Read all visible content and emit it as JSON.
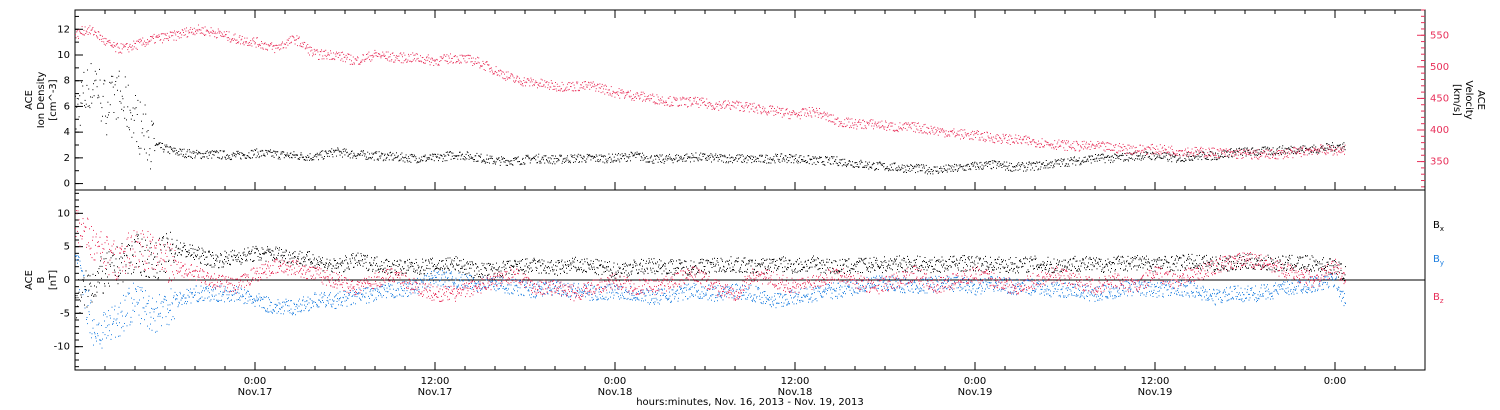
{
  "chart_data": [
    {
      "type": "scatter",
      "panel": "top",
      "y_left": {
        "label_lines": [
          "ACE",
          "Ion Density",
          "[cm^-3]"
        ],
        "ylim": [
          -0.5,
          13.5
        ],
        "ticks": [
          0,
          2,
          4,
          6,
          8,
          10,
          12
        ],
        "tick_labels": [
          "0",
          "2",
          "4",
          "6",
          "8",
          "10",
          "12"
        ]
      },
      "y_right": {
        "label_lines": [
          "ACE",
          "Velocity",
          "[km/s]"
        ],
        "ylim": [
          305,
          590
        ],
        "ticks": [
          350,
          400,
          450,
          500,
          550
        ],
        "tick_labels": [
          "350",
          "400",
          "450",
          "500",
          "550"
        ],
        "color": "#e8305a"
      },
      "series": [
        {
          "axis": "left",
          "color": "#000000",
          "x_hours": [
            0,
            1,
            2,
            3,
            4,
            5,
            6,
            7,
            8,
            10,
            12,
            14,
            16,
            18,
            20,
            22,
            24,
            26,
            28,
            30,
            32,
            34,
            36,
            38,
            40,
            42,
            44,
            46,
            48,
            50,
            52,
            54,
            56,
            58,
            60,
            62,
            64,
            66,
            68,
            70,
            72,
            74,
            76,
            78,
            80,
            82,
            84,
            86,
            88,
            90,
            92,
            94,
            96,
            98,
            100,
            102,
            104,
            106,
            108,
            110,
            112,
            114,
            116,
            118,
            120,
            122,
            124,
            126,
            127
          ],
          "values": [
            5.5,
            7,
            8,
            6,
            7,
            6,
            5,
            4,
            3,
            2.5,
            2.3,
            2.3,
            2.2,
            2.4,
            2.3,
            2.2,
            2.1,
            2.5,
            2.3,
            2.2,
            2.1,
            2.0,
            2.0,
            2.3,
            2.1,
            1.8,
            1.8,
            2.0,
            1.9,
            2.0,
            2.0,
            2.0,
            2.2,
            1.9,
            2.0,
            2.1,
            2.0,
            2.0,
            1.9,
            2.0,
            2.0,
            1.8,
            1.8,
            1.6,
            1.4,
            1.3,
            1.2,
            1.1,
            1.2,
            1.4,
            1.5,
            1.3,
            1.4,
            1.6,
            1.8,
            2.0,
            2.0,
            2.2,
            2.2,
            2.0,
            2.2,
            2.2,
            2.5,
            2.5,
            2.6,
            2.7,
            2.7,
            2.9,
            3.0
          ]
        },
        {
          "axis": "right",
          "color": "#e8305a",
          "x_hours": [
            0,
            1,
            2,
            3,
            4,
            5,
            6,
            8,
            10,
            12,
            14,
            16,
            18,
            20,
            22,
            24,
            26,
            28,
            30,
            32,
            34,
            36,
            38,
            40,
            42,
            44,
            46,
            48,
            50,
            52,
            54,
            56,
            58,
            60,
            62,
            64,
            66,
            68,
            70,
            72,
            74,
            76,
            78,
            80,
            82,
            84,
            86,
            88,
            90,
            92,
            94,
            96,
            98,
            100,
            102,
            104,
            106,
            108,
            110,
            112,
            114,
            116,
            118,
            120,
            122,
            124,
            126,
            127
          ],
          "values": [
            550,
            560,
            555,
            540,
            530,
            530,
            535,
            545,
            550,
            560,
            555,
            545,
            540,
            530,
            545,
            520,
            520,
            510,
            520,
            515,
            515,
            510,
            515,
            510,
            495,
            480,
            475,
            470,
            470,
            470,
            460,
            455,
            450,
            445,
            445,
            440,
            440,
            435,
            430,
            425,
            430,
            415,
            410,
            410,
            405,
            405,
            400,
            395,
            392,
            388,
            385,
            382,
            378,
            375,
            375,
            372,
            370,
            370,
            368,
            366,
            365,
            363,
            362,
            362,
            365,
            370,
            368,
            370
          ]
        }
      ]
    },
    {
      "type": "scatter",
      "panel": "bottom",
      "y_left": {
        "label_lines": [
          "ACE",
          "B",
          "[nT]"
        ],
        "ylim": [
          -13.5,
          13.5
        ],
        "ticks": [
          -10,
          -5,
          0,
          5,
          10
        ],
        "tick_labels": [
          "-10",
          "-5",
          "0",
          "5",
          "10"
        ]
      },
      "legend": [
        {
          "base": "B",
          "sub": "x",
          "color": "#000000"
        },
        {
          "base": "B",
          "sub": "y",
          "color": "#1e7fe0"
        },
        {
          "base": "B",
          "sub": "z",
          "color": "#e8305a"
        }
      ],
      "series": [
        {
          "legend": "Bx",
          "color": "#000000",
          "x_hours": [
            0,
            2,
            4,
            6,
            8,
            10,
            12,
            14,
            16,
            18,
            20,
            22,
            24,
            26,
            28,
            30,
            32,
            34,
            36,
            38,
            40,
            42,
            44,
            46,
            48,
            50,
            52,
            54,
            56,
            58,
            60,
            62,
            64,
            66,
            68,
            70,
            72,
            74,
            76,
            78,
            80,
            82,
            84,
            86,
            88,
            90,
            92,
            94,
            96,
            98,
            100,
            102,
            104,
            106,
            108,
            110,
            112,
            114,
            116,
            118,
            120,
            122,
            124,
            126,
            127
          ],
          "values": [
            -3,
            0,
            2,
            4,
            3,
            5,
            4,
            3,
            3.5,
            4,
            4,
            3.5,
            3,
            2,
            3,
            2.5,
            2,
            2,
            2.2,
            2.5,
            1.5,
            1.5,
            2.0,
            2.2,
            1.8,
            2.3,
            2.0,
            1.5,
            2.0,
            2.2,
            2.0,
            2.0,
            2.3,
            2.4,
            2.0,
            2.5,
            2.2,
            2.5,
            2.0,
            2.2,
            2.3,
            2.5,
            2.5,
            2.3,
            2.6,
            2.5,
            2.4,
            2.3,
            2.5,
            2.2,
            2.6,
            2.3,
            2.5,
            2.7,
            2.5,
            2.6,
            2.8,
            2.5,
            2.6,
            2.8,
            2.5,
            2.6,
            2.5,
            2.0,
            1.0
          ]
        },
        {
          "legend": "By",
          "color": "#1e7fe0",
          "x_hours": [
            0,
            2,
            4,
            6,
            8,
            10,
            12,
            14,
            16,
            18,
            20,
            22,
            24,
            26,
            28,
            30,
            32,
            34,
            36,
            38,
            40,
            42,
            44,
            46,
            48,
            50,
            52,
            54,
            56,
            58,
            60,
            62,
            64,
            66,
            68,
            70,
            72,
            74,
            76,
            78,
            80,
            82,
            84,
            86,
            88,
            90,
            92,
            94,
            96,
            98,
            100,
            102,
            104,
            106,
            108,
            110,
            112,
            114,
            116,
            118,
            120,
            122,
            124,
            126,
            127
          ],
          "values": [
            3,
            -8,
            -6,
            -3,
            -5,
            -3,
            -2,
            -2,
            -2,
            -3,
            -4,
            -4,
            -3,
            -3,
            -2.5,
            -2,
            -1.5,
            -1,
            0.5,
            0,
            -0.5,
            -0.5,
            -1,
            -1.5,
            -1,
            -1.5,
            -2,
            -1.5,
            -2,
            -2.5,
            -2,
            -1.5,
            -2,
            -1.5,
            -2,
            -3,
            -2.5,
            -2,
            -1.5,
            -1,
            -0.5,
            -0.5,
            -1,
            -0.5,
            -0.5,
            -1,
            -0.5,
            -1,
            -1,
            -1.5,
            -1.5,
            -2,
            -1.5,
            -1,
            -1.5,
            -1,
            -1.5,
            -2.5,
            -2,
            -2,
            -1.5,
            -1,
            -0.5,
            0,
            -3.5
          ]
        },
        {
          "legend": "Bz",
          "color": "#e8305a",
          "x_hours": [
            0,
            2,
            4,
            6,
            8,
            10,
            12,
            14,
            16,
            18,
            20,
            22,
            24,
            26,
            28,
            30,
            32,
            34,
            36,
            38,
            40,
            42,
            44,
            46,
            48,
            50,
            52,
            54,
            56,
            58,
            60,
            62,
            64,
            66,
            68,
            70,
            72,
            74,
            76,
            78,
            80,
            82,
            84,
            86,
            88,
            90,
            92,
            94,
            96,
            98,
            100,
            102,
            104,
            106,
            108,
            110,
            112,
            114,
            116,
            118,
            120,
            122,
            124,
            126,
            127
          ],
          "values": [
            9,
            5,
            3,
            5,
            4,
            2,
            1,
            0,
            -1,
            1,
            2,
            2,
            1,
            0,
            -1,
            0,
            1,
            -1,
            -2,
            -2,
            -1,
            0,
            1,
            -1,
            -1,
            -2,
            -1,
            0,
            -1,
            -1,
            0,
            1,
            -1,
            -2,
            1,
            0,
            -1,
            0,
            1,
            0,
            -1,
            0,
            1,
            -1,
            0,
            1,
            0,
            -1,
            0,
            1,
            0,
            -1,
            0,
            -1,
            1,
            0,
            1,
            2,
            3,
            3,
            2,
            1,
            0,
            2,
            0
          ]
        }
      ]
    }
  ],
  "x_axis": {
    "xlim_hours": [
      0,
      135
    ],
    "tick_hours": [
      18,
      36,
      54,
      72,
      90,
      108,
      126
    ],
    "tick_time_labels": [
      "0:00",
      "12:00",
      "0:00",
      "12:00",
      "0:00",
      "12:00",
      "0:00"
    ],
    "tick_date_labels": [
      "Nov.17",
      "Nov.17",
      "Nov.18",
      "Nov.18",
      "Nov.19",
      "Nov.19",
      ""
    ],
    "label": "hours:minutes, Nov. 16, 2013 - Nov. 19, 2013"
  }
}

• TASK DESCRIPTION
Find the lines containing "legend" and list every one of them.

• ANSWER TO THIS TASK
      "legend": [
          "legend": "Bx",
          "legend": "By",
          "legend": "Bz",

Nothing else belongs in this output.